**Exercise details**
Across the entries, how many lines have the string "dimensions" in them? Reply with only a number.
[BEGIN Material for this task]
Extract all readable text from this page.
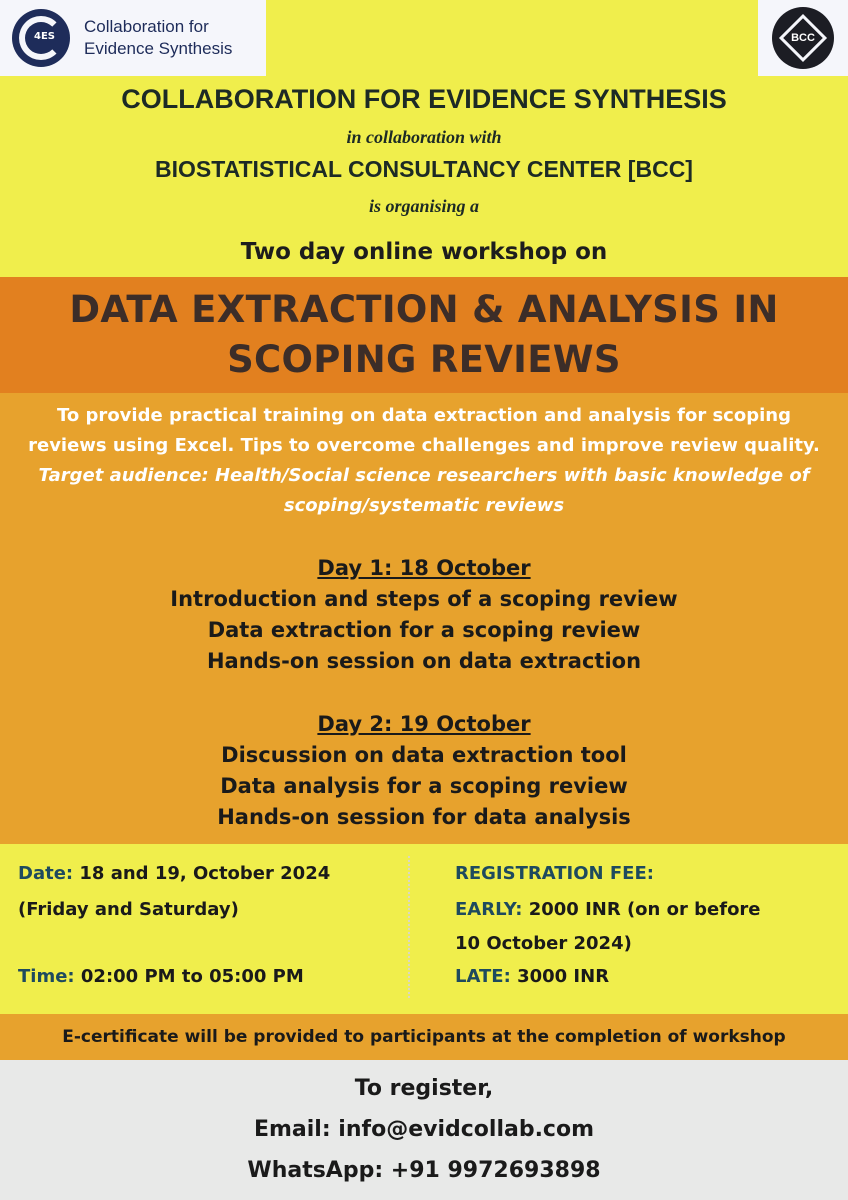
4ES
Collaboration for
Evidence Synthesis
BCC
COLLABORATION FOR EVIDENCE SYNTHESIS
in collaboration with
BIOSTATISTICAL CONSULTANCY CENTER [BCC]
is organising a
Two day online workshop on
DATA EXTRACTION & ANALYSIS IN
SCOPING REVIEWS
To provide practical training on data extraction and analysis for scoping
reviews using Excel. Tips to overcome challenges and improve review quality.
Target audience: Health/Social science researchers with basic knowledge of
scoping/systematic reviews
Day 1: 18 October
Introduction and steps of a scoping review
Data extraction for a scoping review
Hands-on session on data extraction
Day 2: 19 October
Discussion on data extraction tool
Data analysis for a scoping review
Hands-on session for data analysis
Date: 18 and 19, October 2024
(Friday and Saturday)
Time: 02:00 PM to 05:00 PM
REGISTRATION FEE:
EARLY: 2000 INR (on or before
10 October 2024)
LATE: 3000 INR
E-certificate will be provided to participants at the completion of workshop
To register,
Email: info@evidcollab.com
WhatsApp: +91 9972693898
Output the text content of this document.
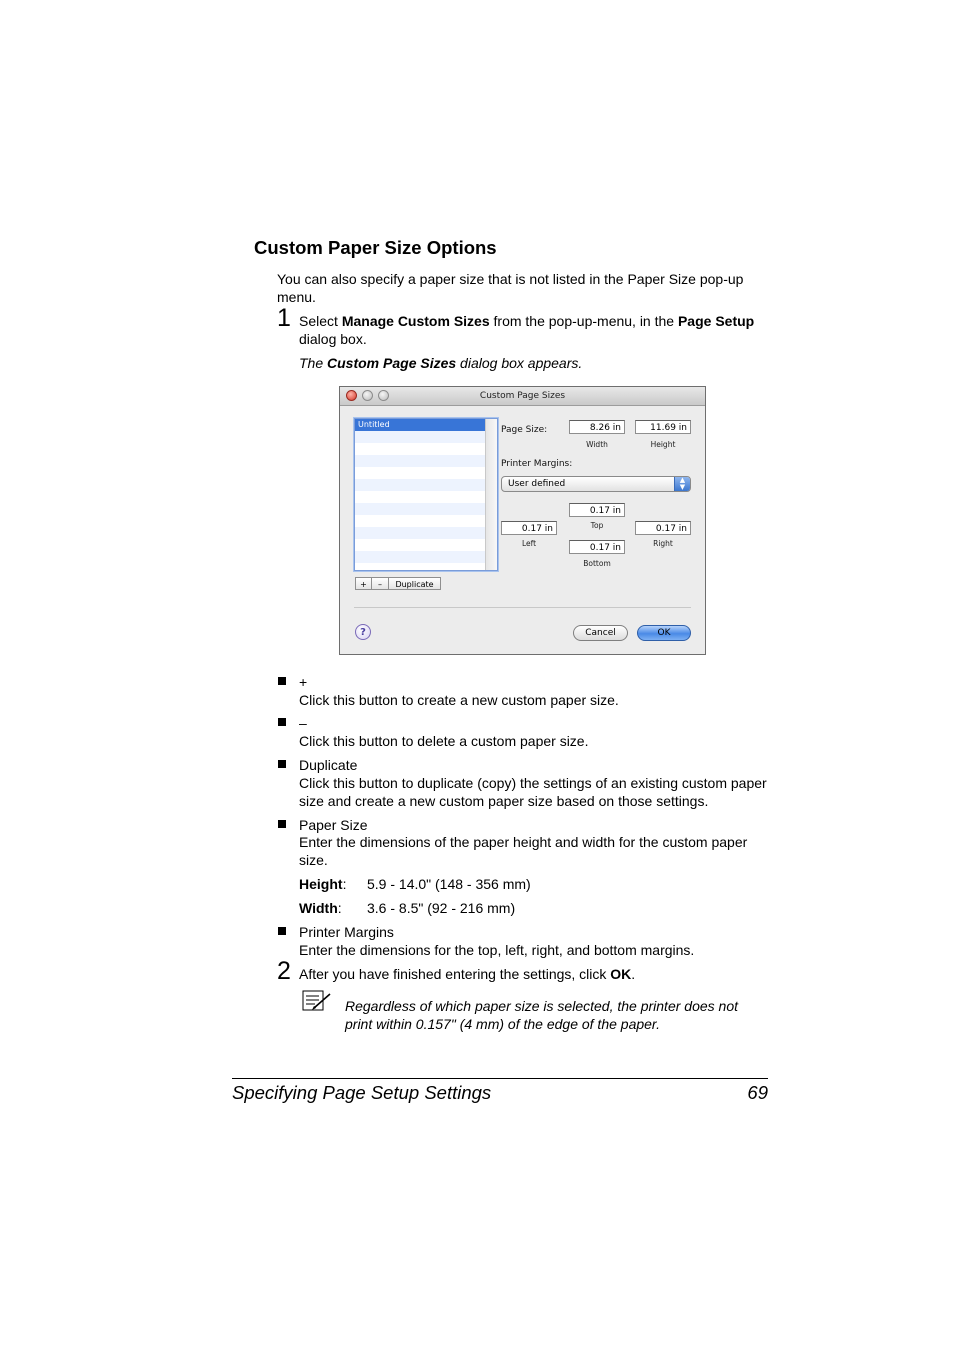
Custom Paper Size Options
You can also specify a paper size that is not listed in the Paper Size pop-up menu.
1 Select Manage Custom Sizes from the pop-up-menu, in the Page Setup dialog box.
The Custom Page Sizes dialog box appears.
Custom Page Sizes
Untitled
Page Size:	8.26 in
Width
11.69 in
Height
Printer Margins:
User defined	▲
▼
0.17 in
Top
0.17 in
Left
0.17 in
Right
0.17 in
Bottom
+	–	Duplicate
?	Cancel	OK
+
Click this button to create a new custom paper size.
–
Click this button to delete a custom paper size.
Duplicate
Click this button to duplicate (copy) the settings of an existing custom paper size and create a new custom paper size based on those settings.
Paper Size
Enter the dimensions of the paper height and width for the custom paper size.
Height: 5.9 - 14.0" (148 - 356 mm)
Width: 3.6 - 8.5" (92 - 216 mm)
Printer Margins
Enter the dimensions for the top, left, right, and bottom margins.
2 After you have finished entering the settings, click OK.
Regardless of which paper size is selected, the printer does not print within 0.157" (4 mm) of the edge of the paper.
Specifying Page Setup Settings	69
[END Material for this task]
**Result**
2